>> Begin EXCERPTED DATA

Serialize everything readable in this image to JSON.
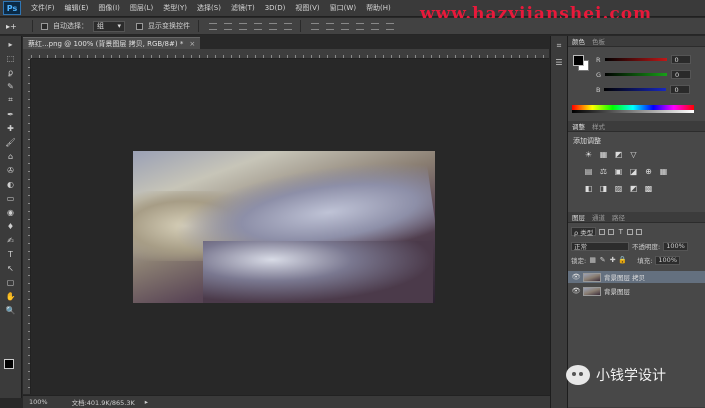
{
  "app": {
    "logo": "Ps"
  },
  "menu": [
    "文件(F)",
    "编辑(E)",
    "图像(I)",
    "图层(L)",
    "类型(Y)",
    "选择(S)",
    "滤镜(T)",
    "3D(D)",
    "视图(V)",
    "窗口(W)",
    "帮助(H)"
  ],
  "watermark": "www.hazyiianshei.com",
  "options": {
    "tool_glyph": "▸+",
    "auto_select_label": "自动选择：",
    "auto_select_value": "组",
    "show_transform_label": "显示变换控件"
  },
  "document": {
    "tab_title": "蔡红...png @ 100% (背景图层 拷贝, RGB/8#) *",
    "close": "×"
  },
  "status": {
    "zoom": "100%",
    "doc_info": "文档:401.9K/865.3K"
  },
  "tools": [
    "▸",
    "⬚",
    "ϼ",
    "✎",
    "⌗",
    "✒",
    "✚",
    "🖌",
    "⌂",
    "✇",
    "◐",
    "▭",
    "◉",
    "♦",
    "✍",
    "T",
    "↖",
    "▢",
    "✋",
    "🔍"
  ],
  "panels": {
    "color": {
      "tabs": [
        "颜色",
        "色板"
      ],
      "sliders": [
        {
          "label": "R",
          "value": "0",
          "color": "#c01818"
        },
        {
          "label": "G",
          "value": "0",
          "color": "#18a018"
        },
        {
          "label": "B",
          "value": "0",
          "color": "#1828c0"
        }
      ]
    },
    "adjustments": {
      "tabs": [
        "调整",
        "样式"
      ],
      "title": "添加调整",
      "icons_row1": [
        "☀",
        "▦",
        "◩",
        "▽"
      ],
      "icons_row2": [
        "▤",
        "⚖",
        "▣",
        "◪",
        "⊕",
        "▦"
      ],
      "icons_row3": [
        "◧",
        "◨",
        "▨",
        "◩",
        "▩"
      ]
    },
    "layers": {
      "tabs": [
        "图层",
        "通道",
        "路径"
      ],
      "filter_label": "ρ 类型",
      "blend_mode": "正常",
      "opacity_label": "不透明度:",
      "opacity_value": "100%",
      "lock_label": "锁定:",
      "fill_label": "填充:",
      "fill_value": "100%",
      "items": [
        {
          "name": "背景图层 拷贝",
          "selected": true
        },
        {
          "name": "背景图层",
          "selected": false
        }
      ]
    }
  },
  "wechat_caption": "小钱学设计"
}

>> End EXCERPTED DATA

## STATED GOAL
Without the pictures, reproduce every line of the records above exactly.

## RESULT OF THIS EXERCISE
Serialize everything readable in this image to JSON.
{
  "app": {
    "logo": "Ps"
  },
  "menu": [
    "文件(F)",
    "编辑(E)",
    "图像(I)",
    "图层(L)",
    "类型(Y)",
    "选择(S)",
    "滤镜(T)",
    "3D(D)",
    "视图(V)",
    "窗口(W)",
    "帮助(H)"
  ],
  "watermark": "www.hazyiianshei.com",
  "options": {
    "tool_glyph": "▸+",
    "auto_select_label": "自动选择：",
    "auto_select_value": "组",
    "show_transform_label": "显示变换控件"
  },
  "document": {
    "tab_title": "蔡红...png @ 100% (背景图层 拷贝, RGB/8#) *",
    "close": "×"
  },
  "status": {
    "zoom": "100%",
    "doc_info": "文档:401.9K/865.3K"
  },
  "tools": [
    "▸",
    "⬚",
    "ϼ",
    "✎",
    "⌗",
    "✒",
    "✚",
    "🖌",
    "⌂",
    "✇",
    "◐",
    "▭",
    "◉",
    "♦",
    "✍",
    "T",
    "↖",
    "▢",
    "✋",
    "🔍"
  ],
  "panels": {
    "color": {
      "tabs": [
        "颜色",
        "色板"
      ],
      "sliders": [
        {
          "label": "R",
          "value": "0",
          "color": "#c01818"
        },
        {
          "label": "G",
          "value": "0",
          "color": "#18a018"
        },
        {
          "label": "B",
          "value": "0",
          "color": "#1828c0"
        }
      ]
    },
    "adjustments": {
      "tabs": [
        "调整",
        "样式"
      ],
      "title": "添加调整",
      "icons_row1": [
        "☀",
        "▦",
        "◩",
        "▽"
      ],
      "icons_row2": [
        "▤",
        "⚖",
        "▣",
        "◪",
        "⊕",
        "▦"
      ],
      "icons_row3": [
        "◧",
        "◨",
        "▨",
        "◩",
        "▩"
      ]
    },
    "layers": {
      "tabs": [
        "图层",
        "通道",
        "路径"
      ],
      "filter_label": "ρ 类型",
      "blend_mode": "正常",
      "opacity_label": "不透明度:",
      "opacity_value": "100%",
      "lock_label": "锁定:",
      "fill_label": "填充:",
      "fill_value": "100%",
      "items": [
        {
          "name": "背景图层 拷贝",
          "selected": true
        },
        {
          "name": "背景图层",
          "selected": false
        }
      ]
    }
  },
  "wechat_caption": "小钱学设计"
}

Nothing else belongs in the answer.